-- PROBLEMS TO SOLVE --
**A.** In the Norcross preservation excerpt, how many Georgia cities have preservation ordinances?
**B.** Please quote the Norcross preservation excerpt between "Georgia has 130" and "Local Government Coordinator.", inclusive.

-- DOCUMENT EXCERPT --
⁂

Georgia has 130 cities with preservation ordinances, according to sources at UGA's College of Preservation and Environmental Design. These ordinances provide a road map for a protection process in designated local historic districts. More than 70 of these cities meet standards for a Certified Local Government (CLG), entitling them to a matching grant program, according to Jennifer Martin Lewis, Georgia Certified Local Government Coordinator.
Following close on the heels of council's rejection of the two ordinances came two more applications in February to alter the historic district: a proposed demolition of the 1897 Cook's Cabin at 35 Williams Street and an application for a used car lot on the Lawrenceville Street gateway. We had the tools in place to say no defensively to unwanted intrusions that threaten the historic district's character. We have to hope citizens can convince the council to reconsider its position."
With the ordinance and commission gone, the moratorium on demolitions in effect during the council ratification period is lifted and the council is free to conduct Demolition hearings in a one-step, one shot process, with a yes/no vote, without consideration of historical or other neighborhood impact, and without adequate staff support, as was evident in the February 4 council meeting. All other city boards have a 2-step process. (Planning and Zoning and ARB) Had the preservation commission been in place to hear demolition petitions in the designated historic district, the council would have benefit of research support before hearing any appeal.
The city's historic district suffers without a protective ordinance in place:
The first ordinance was adopted and rescinded 6 months later, sometime in the late 1980s, after Norcross had acquired its National Registry listing, when a small, vocal group of special interests complained to the council. Shortly after, the Hometown Inn was built in the historic district.
Acquiring a local ordinance is a democratic process. Unlike naming an Architecture Review Board that is simply appointed by the council and no citizen input, a historic preservation ordinance requires an open and fair process set out by state law. A city can become a Certified Local Government (CLG) and entitled to state matching grants and other opportunities. First, an ordinance must be written. Over a dozen citizens worked on the local ordinance for three years from 2004 until its adoption by city council in August 2006. There were many revisions.

⁂

-- EXTRACTED ENTRIES --
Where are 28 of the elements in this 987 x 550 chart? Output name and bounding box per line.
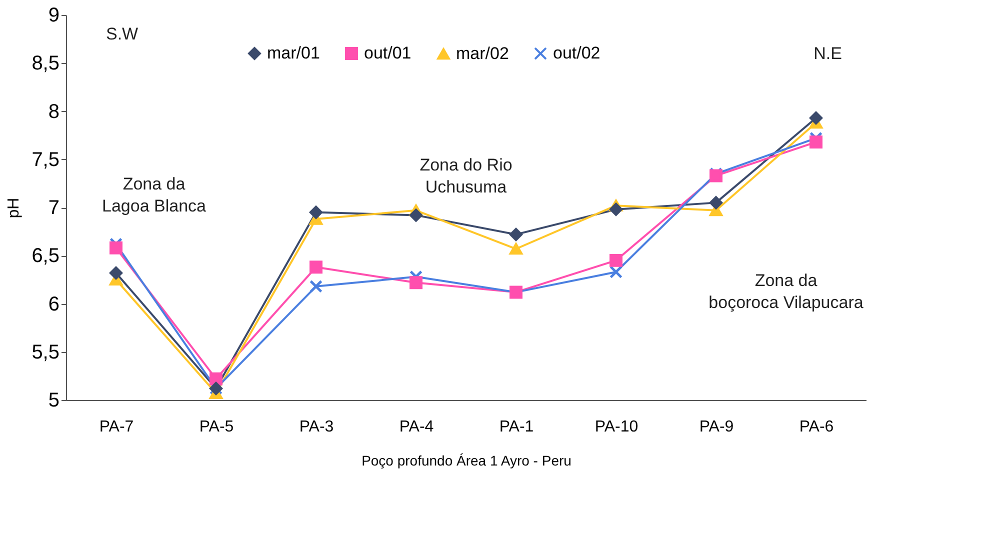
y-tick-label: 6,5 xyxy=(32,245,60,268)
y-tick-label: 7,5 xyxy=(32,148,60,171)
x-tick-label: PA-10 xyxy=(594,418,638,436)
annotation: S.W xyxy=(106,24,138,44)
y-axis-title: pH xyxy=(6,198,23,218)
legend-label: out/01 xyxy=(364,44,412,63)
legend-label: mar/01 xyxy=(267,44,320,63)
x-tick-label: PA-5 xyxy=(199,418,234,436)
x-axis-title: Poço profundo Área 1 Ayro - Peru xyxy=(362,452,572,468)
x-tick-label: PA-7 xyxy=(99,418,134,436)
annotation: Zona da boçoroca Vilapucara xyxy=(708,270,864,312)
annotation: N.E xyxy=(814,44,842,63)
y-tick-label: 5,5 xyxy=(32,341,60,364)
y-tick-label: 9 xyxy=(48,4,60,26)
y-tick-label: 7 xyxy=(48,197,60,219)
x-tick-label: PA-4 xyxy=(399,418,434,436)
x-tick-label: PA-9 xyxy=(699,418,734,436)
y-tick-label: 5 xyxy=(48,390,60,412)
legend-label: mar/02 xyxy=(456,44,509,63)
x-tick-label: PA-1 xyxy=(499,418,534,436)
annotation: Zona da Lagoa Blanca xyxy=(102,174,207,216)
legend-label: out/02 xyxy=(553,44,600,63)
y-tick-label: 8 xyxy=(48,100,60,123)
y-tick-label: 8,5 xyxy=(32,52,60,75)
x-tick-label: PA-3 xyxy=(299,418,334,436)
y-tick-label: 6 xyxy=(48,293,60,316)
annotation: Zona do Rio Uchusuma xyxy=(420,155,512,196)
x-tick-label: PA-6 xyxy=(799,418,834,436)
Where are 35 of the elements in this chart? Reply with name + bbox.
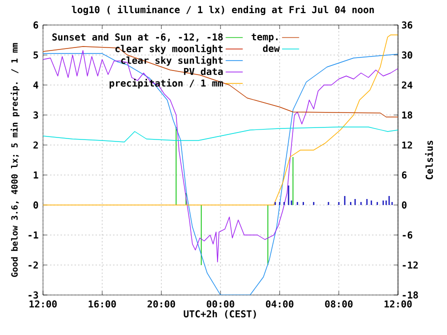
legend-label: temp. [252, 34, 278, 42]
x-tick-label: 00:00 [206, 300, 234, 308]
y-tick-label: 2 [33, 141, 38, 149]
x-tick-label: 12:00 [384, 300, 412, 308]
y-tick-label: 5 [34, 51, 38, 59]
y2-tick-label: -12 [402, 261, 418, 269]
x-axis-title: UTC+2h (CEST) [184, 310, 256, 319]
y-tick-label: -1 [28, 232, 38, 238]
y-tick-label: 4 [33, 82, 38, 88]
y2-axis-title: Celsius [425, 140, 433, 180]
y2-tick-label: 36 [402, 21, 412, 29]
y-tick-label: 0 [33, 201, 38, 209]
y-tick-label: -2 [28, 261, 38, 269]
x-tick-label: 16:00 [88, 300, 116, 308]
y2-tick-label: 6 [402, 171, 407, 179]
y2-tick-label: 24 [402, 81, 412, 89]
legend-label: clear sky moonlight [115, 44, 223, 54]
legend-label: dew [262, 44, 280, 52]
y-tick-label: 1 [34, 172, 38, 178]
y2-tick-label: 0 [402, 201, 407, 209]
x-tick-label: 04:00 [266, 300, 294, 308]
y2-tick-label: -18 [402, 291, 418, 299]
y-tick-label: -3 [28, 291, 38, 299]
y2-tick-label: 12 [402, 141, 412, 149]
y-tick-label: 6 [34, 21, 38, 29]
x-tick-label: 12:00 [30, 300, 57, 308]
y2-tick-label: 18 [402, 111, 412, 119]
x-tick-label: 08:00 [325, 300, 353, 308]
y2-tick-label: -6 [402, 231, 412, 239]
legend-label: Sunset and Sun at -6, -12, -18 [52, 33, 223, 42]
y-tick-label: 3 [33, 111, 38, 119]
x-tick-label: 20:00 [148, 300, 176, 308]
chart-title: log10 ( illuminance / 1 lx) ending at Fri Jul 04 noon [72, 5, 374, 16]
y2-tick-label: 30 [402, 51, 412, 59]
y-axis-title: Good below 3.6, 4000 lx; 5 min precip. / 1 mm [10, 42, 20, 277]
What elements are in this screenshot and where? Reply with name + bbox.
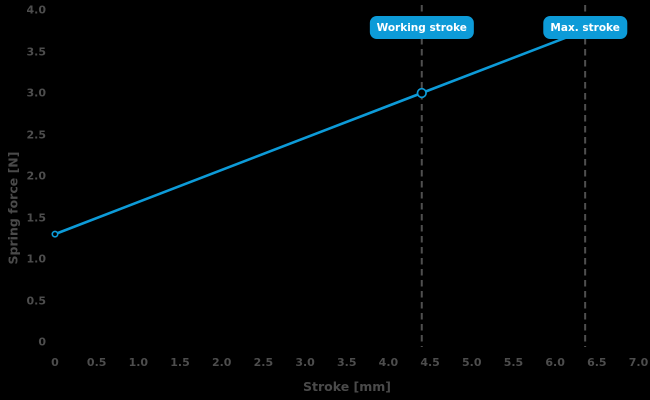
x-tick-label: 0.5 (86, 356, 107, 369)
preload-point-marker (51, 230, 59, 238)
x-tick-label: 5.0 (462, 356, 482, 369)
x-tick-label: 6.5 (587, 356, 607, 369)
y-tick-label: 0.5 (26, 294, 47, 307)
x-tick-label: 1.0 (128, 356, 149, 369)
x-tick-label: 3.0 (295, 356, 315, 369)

⁂

-- SOLVED PROBLEMS --
**A.** 130 cities.

**B.**
Georgia has 130 cities with preservation ordinances, according to sources at UGA's College of Preservation and Environmental Design. These ordinances provide a road map for a protection process in designated local historic districts. More than 70 of these cities meet standards for a Certified Local Government (CLG), entitling them to a matching grant program, according to Jennifer Martin Lewis, Georgia Certified Local Government Coordinator.